◆ **Exercises**:
1. Using the essay about being left out of a Washington Post article, decide whether each statement agrees with it: (a) David Nakamura works for the Washington Post; (b) Kelly Yamanouchi writes for the Washington Post; (c) the writer's words appeared in Nakamura's published piece. Answer yes or no for each and quote the deciding words.
2. Turn the paragraph of the essay about being left out of a Washington Post article that begins "Firstly, David Nakamura is a White House reporter" into a short bulleted list that keeps its main facts.
3. Write a continuation of the essay about being left out of a Washington Post article, starting right after its last sentence.

I admit it, the piece I just wrote about David Nakamura not including me in his article is woefully misinformed. There were a number of problems with it, apart from my referring to my sister’s boyfriend as “my girlfriend’s boyfriend” (an issue that my sister’s boyfriend just pointed out). However, as a result of my writing it, I have learned a lot more about the journalistic process and Asian American identity, including my own.

For context, David Nakamura of the Washington Post contacted me to talk. He said he was writing a piece and would like to quote me in it. I was slightly perturbed because I thought he wanted to talk about Asian American issues, but instead he redirected the conversation towards Kamala Harris.

Nonetheless, I was delighted to be quoted in the WaPo, but when the piece came out I was nowhere to be found. To process my feelings, I wrote a piece (the one linked above) about the slight.

Kelly Yamanouchi of The Atlanta Journal-Constitution read my piece about David Nakamura and reached out to me, asking if she could share a few thoughts.

Firstly, David Nakamura is a White House reporter, so the pieces he writes, currently, must be about Bidenworld. Secondly, Kelly told me that it’s been many times where she had interesting conversations with people in her reporting, but they ended up not making it to the final piece. It doesn’t necessarily mean that she wasn’t interested in what they had to say, she just had to ensure that she ended the process with a cohesive document.

I made the mistake of assuming that David interrupted our discussion to insert Kamala Harris into it because he was disinterested, when in reality he may have been running on a tight schedule and needed to get at the meat of what he was investigating.

I connected this to the marginal status of South Asian Americans when it comes to our voices on matters that pertain to Asian America. I have come to the conclusion that that wasn’t the case, and even though I rightly disavowed identity politics in that piece, I reified it by insisting that somehow my being Indian American explained everything and justified my grudge.

◆ **Data**:
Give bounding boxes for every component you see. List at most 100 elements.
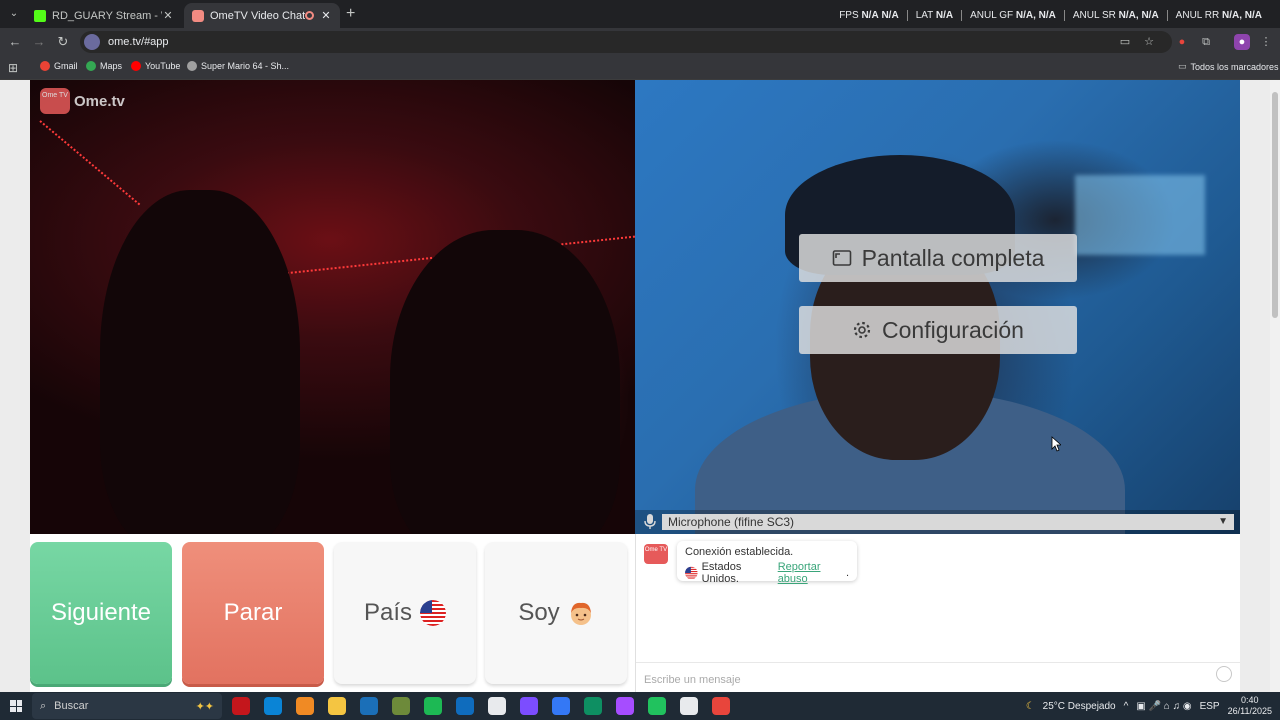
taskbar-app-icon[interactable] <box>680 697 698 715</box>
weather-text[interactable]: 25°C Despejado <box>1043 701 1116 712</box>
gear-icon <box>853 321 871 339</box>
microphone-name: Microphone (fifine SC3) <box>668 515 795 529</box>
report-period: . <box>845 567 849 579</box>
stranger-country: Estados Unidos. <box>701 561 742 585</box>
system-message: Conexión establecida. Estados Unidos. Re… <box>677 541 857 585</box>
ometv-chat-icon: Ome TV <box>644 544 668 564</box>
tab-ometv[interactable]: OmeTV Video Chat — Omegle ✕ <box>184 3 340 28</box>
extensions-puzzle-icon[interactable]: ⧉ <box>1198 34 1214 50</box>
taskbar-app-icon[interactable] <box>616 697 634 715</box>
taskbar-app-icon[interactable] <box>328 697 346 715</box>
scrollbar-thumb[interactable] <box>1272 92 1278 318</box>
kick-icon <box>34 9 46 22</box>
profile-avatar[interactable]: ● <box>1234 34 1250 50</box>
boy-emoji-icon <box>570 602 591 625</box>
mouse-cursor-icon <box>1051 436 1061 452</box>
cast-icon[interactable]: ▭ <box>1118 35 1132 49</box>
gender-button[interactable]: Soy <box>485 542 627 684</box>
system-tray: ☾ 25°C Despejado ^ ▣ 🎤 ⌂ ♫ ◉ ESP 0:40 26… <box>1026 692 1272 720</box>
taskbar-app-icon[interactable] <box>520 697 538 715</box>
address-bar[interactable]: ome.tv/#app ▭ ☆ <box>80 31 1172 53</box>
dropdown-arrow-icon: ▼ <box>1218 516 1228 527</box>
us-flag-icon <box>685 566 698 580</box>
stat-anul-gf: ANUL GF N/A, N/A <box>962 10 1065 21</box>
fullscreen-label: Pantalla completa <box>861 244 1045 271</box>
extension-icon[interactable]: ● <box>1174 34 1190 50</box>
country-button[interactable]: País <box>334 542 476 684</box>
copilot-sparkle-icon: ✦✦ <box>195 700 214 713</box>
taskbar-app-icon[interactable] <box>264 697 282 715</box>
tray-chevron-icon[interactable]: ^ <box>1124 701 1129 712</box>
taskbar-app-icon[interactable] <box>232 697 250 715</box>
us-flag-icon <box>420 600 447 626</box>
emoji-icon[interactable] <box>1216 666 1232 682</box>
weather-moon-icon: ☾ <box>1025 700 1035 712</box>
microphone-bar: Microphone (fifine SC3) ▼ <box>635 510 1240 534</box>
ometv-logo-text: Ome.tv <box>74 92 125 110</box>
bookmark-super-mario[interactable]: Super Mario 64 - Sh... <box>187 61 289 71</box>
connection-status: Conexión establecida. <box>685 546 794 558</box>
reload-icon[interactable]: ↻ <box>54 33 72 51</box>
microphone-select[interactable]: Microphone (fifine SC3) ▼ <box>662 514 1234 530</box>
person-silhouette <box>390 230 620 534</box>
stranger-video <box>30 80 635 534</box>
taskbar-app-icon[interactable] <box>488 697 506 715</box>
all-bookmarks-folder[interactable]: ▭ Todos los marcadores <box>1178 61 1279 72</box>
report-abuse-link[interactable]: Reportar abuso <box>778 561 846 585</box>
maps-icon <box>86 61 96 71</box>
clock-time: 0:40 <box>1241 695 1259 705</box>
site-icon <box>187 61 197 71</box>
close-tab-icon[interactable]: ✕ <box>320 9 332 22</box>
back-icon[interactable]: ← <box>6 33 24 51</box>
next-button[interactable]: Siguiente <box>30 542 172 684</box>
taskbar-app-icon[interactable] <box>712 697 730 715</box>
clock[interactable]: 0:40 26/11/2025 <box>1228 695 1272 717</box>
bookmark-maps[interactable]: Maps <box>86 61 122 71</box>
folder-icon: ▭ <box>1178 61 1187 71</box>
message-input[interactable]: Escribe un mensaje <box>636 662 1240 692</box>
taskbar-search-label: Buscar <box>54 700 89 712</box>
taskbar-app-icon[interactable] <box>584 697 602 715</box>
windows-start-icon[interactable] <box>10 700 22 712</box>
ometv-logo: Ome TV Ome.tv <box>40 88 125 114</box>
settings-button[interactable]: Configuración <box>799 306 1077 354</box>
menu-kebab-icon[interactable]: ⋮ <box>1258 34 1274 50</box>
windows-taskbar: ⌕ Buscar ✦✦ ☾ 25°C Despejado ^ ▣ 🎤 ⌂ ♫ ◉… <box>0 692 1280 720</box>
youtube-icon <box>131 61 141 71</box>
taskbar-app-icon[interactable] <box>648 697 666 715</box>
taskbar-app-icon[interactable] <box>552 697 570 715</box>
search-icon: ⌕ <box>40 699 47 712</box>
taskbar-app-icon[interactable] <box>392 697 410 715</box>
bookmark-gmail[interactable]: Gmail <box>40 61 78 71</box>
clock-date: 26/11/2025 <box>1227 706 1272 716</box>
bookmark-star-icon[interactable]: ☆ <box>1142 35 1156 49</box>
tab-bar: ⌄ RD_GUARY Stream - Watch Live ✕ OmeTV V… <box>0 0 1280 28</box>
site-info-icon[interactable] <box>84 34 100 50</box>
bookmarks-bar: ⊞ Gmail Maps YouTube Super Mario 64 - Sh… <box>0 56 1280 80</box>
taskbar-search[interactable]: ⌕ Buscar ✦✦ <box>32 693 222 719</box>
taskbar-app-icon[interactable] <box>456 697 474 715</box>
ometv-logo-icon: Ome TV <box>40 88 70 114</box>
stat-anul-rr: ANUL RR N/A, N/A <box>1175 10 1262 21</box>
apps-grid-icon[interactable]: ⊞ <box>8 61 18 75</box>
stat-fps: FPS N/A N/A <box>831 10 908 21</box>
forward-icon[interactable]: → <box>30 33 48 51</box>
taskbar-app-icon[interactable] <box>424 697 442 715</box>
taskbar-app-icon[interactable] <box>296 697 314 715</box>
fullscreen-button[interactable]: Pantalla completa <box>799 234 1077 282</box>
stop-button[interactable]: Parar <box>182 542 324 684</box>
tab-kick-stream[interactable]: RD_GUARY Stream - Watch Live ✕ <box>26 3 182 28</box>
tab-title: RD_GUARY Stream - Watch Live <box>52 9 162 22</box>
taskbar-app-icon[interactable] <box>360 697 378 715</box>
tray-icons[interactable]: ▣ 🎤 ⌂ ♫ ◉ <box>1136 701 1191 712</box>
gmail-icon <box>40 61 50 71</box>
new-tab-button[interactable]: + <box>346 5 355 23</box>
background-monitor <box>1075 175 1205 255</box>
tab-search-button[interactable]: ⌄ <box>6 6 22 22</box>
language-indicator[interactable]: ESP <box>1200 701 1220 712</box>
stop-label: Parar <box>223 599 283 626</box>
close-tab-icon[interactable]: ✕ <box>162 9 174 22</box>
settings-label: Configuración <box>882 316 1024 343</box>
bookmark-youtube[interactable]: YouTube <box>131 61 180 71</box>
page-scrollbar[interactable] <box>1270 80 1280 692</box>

◆ **Outputs for the tasks**:
1.
(a) Yes: "David Nakamura of the Washington Post contacted me to talk."
(b) No: "Kelly Yamanouchi of The Atlanta Journal-Constitution read my piece"
(c) No: "when the piece came out I was nowhere to be found."

2.
- David Nakamura is a White House reporter, so his current pieces must be about Bidenworld.
- Kelly has often had interesting conversations with people while reporting that did not make it into the final piece.
- Leaving someone out does not necessarily mean she was uninterested in what they said; she had to end up with a cohesive document.

3.
Basically, I renounce my analysis of the incident I had with David Nakamura, but the ultimate and basic point that I made about how our common racialization brings us together can form the basis of our resistance, in indivisible solidarity with other oppressed groups, stands.

It was a call to action, but my conversation with Kelly also has me reform my thinking on that too. I started thinking about how we can, as Asian Americans, fight for justice while still retaining an ethnic identity that critics (including other Asian Americans) have pointed out is inherently capitalist.

I said the Asian American psyche strives towards material success to prove that we are better than our Asian brothers and sisters, and though this may be true in a sense, a truer sense would be that we strive for material success in light of what our parents and elders went through.

Kelly is Japanese American, and her family has been in America for generations. She did her own research on David Nakamura after reading my article, and it turns out he’s Japanese American too, and his parents were interned.

In the piece I wrote about him, I implied that he was the shill we should be cautious of becoming. But unlike many White Americans who occupy his prestigious and professional status in society, he did not grow up with generational wealth. His parents were incarcerated. This is an important history there that contextualizes his accomplishments, and that history is inextricably tied to his identity as a Japanese American.

Indian American parents certainly weren’t interned, but they have faced their fair share of obstacles. When their son or daughter graduates with an MD, they feel that their hardship was worth it in the end.

It took me a while, but I ended up severing what my parents wanted for me and what I wanted for myself.  I have no animosity for others whose life desires link with their parents. I understand the struggle.

But having an MD doesn’t mean one has to be a card-carrying member of the upper echelon, and that’s where I refine my thoughts on children of Asian immigrants who ascend to the professional managerial class. Social class is not just about wealth, it’s about cultural mores too. One of the mores that define upper class society are its unwillingness to engage with others who don’t occupy the same class.

Of course, doctors are paid well (although they do have to deal with considerable student debt) but being paid well doesn’t necessarily mean you have to identify with the upper class.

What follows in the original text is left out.